** Start of Data in this exercise **

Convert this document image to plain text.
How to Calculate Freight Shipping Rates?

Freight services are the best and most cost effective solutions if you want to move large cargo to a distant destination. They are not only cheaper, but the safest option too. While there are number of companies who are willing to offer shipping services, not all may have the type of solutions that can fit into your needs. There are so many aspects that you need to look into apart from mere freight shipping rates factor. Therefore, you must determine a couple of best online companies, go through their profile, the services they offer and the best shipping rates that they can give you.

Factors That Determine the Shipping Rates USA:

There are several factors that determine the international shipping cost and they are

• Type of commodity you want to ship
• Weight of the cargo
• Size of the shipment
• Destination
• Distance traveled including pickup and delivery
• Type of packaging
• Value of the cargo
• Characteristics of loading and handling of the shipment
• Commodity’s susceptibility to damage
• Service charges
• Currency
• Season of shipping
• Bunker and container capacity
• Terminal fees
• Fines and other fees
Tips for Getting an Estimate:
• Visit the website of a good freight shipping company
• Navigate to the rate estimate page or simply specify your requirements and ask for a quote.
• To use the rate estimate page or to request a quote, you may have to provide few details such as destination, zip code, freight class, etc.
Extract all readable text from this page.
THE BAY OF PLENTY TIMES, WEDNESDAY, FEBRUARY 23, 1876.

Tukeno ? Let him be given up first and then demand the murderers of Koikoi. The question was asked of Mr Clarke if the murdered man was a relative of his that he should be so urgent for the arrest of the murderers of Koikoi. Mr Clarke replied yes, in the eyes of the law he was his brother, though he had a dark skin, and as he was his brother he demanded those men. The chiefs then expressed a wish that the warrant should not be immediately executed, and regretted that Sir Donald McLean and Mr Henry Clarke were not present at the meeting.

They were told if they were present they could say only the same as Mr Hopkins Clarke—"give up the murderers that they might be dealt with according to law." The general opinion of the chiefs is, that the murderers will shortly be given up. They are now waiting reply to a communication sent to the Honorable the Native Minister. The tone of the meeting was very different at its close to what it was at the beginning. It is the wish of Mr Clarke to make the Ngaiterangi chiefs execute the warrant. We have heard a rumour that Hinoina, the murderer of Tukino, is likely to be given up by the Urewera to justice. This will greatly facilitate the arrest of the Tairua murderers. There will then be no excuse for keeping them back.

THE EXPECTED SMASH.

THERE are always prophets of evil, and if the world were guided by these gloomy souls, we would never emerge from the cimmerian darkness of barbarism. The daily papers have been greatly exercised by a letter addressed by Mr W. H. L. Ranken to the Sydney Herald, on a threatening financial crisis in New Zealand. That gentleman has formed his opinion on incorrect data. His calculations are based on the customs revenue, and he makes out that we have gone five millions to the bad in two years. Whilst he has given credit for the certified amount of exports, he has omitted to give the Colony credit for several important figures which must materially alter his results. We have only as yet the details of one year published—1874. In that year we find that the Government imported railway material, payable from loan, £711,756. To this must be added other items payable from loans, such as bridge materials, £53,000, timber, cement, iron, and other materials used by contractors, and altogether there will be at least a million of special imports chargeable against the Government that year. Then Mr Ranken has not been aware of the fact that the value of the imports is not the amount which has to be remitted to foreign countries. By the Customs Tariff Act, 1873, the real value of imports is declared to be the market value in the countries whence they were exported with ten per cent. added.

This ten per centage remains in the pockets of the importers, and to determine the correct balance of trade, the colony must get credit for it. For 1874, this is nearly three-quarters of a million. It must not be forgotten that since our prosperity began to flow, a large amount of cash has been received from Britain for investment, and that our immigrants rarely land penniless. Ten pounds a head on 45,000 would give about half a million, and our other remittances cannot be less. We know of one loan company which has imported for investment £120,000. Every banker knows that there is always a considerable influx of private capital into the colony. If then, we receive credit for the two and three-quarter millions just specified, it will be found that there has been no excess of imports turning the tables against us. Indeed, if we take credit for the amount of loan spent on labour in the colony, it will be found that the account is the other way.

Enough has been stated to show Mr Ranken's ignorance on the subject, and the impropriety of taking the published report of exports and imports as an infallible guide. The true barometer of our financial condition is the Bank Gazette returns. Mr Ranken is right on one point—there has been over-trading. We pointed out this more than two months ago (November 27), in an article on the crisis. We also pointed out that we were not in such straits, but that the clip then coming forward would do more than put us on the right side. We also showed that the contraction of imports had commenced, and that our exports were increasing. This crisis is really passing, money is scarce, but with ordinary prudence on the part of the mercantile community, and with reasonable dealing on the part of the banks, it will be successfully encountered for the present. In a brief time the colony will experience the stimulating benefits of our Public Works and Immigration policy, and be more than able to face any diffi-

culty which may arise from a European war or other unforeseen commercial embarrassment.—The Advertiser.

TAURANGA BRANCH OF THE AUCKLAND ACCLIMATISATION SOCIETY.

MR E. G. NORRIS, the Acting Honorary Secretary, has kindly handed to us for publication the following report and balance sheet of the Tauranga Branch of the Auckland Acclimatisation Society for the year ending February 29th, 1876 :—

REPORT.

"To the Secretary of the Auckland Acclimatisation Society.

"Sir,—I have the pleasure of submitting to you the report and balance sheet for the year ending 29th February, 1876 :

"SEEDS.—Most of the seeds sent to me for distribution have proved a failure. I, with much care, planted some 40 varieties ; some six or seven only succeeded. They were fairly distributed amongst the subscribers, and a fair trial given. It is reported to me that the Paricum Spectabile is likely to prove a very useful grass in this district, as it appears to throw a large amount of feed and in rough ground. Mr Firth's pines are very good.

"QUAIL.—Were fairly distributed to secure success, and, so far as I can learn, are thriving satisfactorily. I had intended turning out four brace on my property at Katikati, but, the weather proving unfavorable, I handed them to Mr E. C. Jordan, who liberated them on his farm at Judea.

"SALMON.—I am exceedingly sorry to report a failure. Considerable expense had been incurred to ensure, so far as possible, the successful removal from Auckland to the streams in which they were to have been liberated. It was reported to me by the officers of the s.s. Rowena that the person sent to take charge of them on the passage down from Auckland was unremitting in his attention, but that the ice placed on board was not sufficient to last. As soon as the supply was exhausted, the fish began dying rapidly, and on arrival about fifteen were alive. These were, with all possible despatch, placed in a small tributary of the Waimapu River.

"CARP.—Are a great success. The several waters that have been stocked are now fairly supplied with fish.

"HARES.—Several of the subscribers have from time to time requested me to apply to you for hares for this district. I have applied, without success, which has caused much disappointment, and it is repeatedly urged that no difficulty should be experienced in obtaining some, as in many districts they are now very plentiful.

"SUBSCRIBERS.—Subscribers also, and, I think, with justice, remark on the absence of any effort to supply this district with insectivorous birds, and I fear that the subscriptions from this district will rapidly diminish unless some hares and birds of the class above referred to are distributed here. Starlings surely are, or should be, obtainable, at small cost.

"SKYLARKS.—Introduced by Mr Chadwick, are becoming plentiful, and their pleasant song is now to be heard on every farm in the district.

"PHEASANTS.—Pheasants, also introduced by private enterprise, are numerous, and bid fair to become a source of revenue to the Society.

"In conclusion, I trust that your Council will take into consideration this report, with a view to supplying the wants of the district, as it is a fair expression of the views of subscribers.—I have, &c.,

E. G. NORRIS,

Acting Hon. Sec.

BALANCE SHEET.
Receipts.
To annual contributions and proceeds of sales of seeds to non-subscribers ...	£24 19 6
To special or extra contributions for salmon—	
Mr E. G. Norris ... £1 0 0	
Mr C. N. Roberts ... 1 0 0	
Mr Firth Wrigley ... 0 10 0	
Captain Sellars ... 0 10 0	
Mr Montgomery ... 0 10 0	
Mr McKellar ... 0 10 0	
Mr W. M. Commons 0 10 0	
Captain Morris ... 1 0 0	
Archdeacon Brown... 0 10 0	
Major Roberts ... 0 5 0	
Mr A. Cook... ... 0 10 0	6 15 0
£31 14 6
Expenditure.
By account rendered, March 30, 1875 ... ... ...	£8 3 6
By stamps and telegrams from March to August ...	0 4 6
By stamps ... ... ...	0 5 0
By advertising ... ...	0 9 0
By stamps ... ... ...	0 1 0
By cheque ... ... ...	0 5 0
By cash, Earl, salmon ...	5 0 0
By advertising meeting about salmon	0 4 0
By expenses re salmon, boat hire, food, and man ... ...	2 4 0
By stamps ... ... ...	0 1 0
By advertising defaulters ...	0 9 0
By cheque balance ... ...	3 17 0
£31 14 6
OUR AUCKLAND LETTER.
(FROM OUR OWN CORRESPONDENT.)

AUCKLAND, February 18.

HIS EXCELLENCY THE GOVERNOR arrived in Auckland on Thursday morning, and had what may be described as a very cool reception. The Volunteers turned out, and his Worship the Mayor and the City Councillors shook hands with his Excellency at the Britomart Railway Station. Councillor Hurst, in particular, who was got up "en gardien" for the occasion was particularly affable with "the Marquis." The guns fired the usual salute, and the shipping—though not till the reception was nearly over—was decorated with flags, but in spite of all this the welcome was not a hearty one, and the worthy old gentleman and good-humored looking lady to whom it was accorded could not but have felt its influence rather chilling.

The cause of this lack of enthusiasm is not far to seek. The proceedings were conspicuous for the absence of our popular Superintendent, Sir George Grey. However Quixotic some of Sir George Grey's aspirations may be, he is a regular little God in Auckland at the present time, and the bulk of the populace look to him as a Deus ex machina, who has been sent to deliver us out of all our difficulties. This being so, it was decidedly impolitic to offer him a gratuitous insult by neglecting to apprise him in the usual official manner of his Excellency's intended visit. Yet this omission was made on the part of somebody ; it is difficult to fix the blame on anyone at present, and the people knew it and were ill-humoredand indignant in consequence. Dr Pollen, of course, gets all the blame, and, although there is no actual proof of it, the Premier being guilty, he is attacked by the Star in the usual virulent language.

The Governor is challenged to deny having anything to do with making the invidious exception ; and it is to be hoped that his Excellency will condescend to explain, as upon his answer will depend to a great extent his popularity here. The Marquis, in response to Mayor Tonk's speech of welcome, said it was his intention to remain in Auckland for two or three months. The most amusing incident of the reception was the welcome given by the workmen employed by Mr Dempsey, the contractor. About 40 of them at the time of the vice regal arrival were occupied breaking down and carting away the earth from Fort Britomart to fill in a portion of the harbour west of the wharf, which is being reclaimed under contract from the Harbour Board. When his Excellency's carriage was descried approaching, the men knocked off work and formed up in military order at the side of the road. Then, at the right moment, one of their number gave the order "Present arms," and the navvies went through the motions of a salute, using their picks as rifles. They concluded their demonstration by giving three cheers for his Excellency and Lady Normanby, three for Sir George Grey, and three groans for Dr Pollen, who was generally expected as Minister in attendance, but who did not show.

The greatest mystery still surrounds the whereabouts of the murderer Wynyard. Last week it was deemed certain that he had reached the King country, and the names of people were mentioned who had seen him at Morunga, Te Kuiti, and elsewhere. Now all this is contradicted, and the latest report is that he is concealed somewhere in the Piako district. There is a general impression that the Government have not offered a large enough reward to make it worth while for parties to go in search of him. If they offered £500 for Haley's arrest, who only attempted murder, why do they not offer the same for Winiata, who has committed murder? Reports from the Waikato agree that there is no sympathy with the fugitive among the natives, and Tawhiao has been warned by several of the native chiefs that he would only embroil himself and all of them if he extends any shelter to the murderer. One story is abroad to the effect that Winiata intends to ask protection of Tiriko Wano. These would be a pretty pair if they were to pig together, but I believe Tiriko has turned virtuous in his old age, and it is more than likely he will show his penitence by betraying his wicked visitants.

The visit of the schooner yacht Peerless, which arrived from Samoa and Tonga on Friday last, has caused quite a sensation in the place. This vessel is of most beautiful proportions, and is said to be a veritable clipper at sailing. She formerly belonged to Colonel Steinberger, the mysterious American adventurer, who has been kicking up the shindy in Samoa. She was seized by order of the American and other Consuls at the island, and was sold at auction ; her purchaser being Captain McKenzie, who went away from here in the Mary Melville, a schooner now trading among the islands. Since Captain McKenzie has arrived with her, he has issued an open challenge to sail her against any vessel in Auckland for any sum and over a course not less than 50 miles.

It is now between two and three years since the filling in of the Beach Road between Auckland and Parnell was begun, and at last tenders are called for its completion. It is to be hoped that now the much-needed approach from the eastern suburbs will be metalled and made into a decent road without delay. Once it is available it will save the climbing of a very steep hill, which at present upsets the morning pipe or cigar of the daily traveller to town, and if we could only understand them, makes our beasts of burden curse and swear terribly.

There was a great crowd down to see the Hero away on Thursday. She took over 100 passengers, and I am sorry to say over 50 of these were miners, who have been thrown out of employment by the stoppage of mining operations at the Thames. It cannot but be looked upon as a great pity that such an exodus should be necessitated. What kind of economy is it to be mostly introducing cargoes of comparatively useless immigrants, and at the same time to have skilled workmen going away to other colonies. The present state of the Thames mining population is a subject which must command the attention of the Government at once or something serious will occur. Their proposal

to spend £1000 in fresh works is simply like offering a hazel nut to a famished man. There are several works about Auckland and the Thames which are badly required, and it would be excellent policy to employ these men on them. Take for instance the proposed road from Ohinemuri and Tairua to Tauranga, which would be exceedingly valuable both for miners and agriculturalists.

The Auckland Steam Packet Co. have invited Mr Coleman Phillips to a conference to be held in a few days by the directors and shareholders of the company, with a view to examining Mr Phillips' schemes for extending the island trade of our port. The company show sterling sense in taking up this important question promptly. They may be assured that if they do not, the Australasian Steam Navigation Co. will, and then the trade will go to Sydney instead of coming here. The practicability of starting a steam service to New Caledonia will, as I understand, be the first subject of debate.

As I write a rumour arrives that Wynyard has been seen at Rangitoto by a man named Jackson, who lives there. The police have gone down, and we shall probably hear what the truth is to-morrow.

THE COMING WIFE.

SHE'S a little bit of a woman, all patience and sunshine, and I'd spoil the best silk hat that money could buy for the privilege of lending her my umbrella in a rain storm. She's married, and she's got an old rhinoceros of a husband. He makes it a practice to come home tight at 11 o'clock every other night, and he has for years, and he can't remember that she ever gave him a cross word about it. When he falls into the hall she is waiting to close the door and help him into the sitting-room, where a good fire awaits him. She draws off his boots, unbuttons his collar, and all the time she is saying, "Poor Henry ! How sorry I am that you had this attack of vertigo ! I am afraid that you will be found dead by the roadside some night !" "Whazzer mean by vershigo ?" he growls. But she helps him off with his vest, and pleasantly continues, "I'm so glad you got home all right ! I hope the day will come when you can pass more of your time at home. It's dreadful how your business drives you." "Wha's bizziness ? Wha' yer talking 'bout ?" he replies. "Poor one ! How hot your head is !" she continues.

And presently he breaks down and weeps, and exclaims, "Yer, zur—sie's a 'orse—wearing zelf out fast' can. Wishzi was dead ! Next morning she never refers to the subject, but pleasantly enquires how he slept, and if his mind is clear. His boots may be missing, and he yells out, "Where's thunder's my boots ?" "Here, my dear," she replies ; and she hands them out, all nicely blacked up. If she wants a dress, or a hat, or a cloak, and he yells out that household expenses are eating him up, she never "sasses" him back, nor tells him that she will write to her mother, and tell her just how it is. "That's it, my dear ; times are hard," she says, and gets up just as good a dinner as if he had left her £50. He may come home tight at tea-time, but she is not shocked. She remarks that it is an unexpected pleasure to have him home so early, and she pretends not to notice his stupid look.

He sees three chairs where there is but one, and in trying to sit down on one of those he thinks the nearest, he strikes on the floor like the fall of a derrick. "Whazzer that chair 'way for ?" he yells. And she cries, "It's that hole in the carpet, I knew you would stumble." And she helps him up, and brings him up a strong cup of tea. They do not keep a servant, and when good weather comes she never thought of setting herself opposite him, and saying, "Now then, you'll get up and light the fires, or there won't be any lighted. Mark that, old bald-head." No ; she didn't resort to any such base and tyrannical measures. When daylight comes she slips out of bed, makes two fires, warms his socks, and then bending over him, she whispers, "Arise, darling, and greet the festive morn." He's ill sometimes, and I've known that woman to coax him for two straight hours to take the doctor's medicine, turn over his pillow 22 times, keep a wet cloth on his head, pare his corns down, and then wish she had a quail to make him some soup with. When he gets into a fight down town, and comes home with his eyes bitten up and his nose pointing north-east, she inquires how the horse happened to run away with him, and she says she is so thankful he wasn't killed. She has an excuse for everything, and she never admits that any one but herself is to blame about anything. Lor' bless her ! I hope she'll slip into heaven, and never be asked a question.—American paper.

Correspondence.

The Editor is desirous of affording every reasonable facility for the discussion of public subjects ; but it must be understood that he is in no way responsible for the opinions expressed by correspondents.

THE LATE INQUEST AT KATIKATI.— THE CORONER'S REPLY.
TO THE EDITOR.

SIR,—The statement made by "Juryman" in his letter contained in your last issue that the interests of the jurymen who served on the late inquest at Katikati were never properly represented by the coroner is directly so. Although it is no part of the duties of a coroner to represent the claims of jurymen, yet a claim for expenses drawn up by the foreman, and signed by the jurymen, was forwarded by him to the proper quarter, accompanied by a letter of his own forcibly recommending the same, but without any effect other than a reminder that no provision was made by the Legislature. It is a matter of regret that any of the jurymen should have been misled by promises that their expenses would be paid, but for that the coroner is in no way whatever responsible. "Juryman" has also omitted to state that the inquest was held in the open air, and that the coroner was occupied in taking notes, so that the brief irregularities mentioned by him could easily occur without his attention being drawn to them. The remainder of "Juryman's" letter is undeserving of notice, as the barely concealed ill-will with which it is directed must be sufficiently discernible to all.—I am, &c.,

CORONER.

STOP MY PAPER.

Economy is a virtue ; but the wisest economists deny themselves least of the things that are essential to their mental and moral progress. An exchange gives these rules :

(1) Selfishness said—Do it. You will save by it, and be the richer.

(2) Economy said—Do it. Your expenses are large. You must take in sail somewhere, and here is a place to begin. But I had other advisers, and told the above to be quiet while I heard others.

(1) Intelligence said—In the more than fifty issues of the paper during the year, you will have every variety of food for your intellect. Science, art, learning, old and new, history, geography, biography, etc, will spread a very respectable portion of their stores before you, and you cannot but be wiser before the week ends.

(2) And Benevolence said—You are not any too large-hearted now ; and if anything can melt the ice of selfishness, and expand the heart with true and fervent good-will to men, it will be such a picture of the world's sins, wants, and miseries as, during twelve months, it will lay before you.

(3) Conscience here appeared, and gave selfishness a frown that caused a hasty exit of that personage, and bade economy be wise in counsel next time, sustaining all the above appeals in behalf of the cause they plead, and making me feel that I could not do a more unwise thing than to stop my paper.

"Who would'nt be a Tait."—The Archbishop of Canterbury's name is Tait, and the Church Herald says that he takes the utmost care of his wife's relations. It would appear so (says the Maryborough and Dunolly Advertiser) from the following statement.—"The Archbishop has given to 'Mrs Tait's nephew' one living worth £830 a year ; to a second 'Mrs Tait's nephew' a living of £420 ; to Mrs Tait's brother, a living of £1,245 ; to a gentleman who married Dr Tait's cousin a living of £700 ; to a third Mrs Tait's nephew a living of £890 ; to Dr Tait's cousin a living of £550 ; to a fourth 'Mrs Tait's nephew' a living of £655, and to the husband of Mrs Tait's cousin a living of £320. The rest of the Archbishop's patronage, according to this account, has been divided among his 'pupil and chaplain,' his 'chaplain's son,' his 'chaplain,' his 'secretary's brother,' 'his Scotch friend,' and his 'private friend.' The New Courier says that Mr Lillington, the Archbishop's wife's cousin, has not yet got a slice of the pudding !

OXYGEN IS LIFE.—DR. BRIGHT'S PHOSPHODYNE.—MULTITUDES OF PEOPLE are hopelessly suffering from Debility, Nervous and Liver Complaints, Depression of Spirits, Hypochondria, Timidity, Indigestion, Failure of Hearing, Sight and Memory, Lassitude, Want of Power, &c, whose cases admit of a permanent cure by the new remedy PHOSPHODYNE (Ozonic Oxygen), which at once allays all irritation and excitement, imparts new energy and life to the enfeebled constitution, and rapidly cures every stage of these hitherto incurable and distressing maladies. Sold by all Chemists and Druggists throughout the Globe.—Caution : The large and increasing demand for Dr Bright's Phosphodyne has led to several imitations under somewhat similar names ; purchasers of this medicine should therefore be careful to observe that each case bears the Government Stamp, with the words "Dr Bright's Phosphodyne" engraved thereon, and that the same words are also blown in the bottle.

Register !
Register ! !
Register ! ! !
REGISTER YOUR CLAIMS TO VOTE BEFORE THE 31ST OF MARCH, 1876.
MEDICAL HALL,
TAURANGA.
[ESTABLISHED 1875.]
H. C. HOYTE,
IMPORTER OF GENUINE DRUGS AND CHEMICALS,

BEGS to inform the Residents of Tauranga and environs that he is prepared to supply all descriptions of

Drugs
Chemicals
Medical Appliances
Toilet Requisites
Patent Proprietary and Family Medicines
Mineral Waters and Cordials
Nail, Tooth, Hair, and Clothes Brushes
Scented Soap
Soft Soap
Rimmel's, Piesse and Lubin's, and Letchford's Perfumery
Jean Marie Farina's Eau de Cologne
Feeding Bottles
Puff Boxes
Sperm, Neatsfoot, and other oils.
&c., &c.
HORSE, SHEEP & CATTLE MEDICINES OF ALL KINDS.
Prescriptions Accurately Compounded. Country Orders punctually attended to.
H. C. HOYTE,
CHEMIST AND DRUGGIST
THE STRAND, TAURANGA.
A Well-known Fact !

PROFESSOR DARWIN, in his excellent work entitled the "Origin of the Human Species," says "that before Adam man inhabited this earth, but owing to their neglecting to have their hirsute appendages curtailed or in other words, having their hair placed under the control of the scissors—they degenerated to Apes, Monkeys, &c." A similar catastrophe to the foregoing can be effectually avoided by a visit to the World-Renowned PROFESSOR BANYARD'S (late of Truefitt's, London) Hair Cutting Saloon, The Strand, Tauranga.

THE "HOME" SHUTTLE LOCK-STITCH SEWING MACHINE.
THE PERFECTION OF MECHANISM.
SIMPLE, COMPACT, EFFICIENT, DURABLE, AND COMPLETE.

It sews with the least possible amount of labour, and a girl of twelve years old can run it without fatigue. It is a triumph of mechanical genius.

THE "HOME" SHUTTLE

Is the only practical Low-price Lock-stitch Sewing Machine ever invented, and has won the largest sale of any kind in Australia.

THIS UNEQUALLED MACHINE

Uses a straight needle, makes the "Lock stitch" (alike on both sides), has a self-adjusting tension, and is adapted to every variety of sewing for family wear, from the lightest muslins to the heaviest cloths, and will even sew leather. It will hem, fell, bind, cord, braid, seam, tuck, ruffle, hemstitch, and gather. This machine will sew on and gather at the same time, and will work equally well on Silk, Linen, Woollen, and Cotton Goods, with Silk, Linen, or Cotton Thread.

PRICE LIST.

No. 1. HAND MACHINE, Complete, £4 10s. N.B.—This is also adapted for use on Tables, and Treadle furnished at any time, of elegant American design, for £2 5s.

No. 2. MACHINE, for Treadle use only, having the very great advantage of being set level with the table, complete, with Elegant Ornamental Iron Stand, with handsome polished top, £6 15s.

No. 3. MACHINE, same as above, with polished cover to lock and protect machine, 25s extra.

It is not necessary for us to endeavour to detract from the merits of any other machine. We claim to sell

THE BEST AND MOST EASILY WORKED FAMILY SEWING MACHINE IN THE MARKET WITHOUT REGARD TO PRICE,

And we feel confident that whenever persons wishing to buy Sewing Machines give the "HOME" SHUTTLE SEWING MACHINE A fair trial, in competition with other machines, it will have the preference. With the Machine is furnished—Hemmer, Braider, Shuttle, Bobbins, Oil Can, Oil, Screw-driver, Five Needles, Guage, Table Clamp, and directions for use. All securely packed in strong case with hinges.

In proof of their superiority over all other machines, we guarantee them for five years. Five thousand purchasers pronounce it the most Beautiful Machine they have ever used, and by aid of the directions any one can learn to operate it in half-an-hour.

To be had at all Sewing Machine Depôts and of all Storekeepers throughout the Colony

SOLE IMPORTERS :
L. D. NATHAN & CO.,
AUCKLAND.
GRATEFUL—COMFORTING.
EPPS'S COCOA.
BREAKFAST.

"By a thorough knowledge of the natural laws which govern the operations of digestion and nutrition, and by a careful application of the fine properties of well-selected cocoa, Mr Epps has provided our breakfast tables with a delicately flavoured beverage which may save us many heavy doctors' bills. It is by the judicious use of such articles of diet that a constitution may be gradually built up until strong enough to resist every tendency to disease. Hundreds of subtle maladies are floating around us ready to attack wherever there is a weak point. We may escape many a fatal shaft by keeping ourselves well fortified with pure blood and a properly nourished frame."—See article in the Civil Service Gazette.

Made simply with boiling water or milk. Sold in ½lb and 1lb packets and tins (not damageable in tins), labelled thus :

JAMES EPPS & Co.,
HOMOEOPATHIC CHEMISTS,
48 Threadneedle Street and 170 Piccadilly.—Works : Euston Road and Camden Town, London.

** End of Data in this exercise **

To be done
Pull out every line in the material above where "polished" occurs.

Answer below
No. 2. MACHINE, for Treadle use only, having the very great advantage of being set level with the table, complete, with Elegant Ornamental Iron Stand, with handsome polished top, £6 15s.
No. 3. MACHINE, same as above, with polished cover to lock and protect machine, 25s extra.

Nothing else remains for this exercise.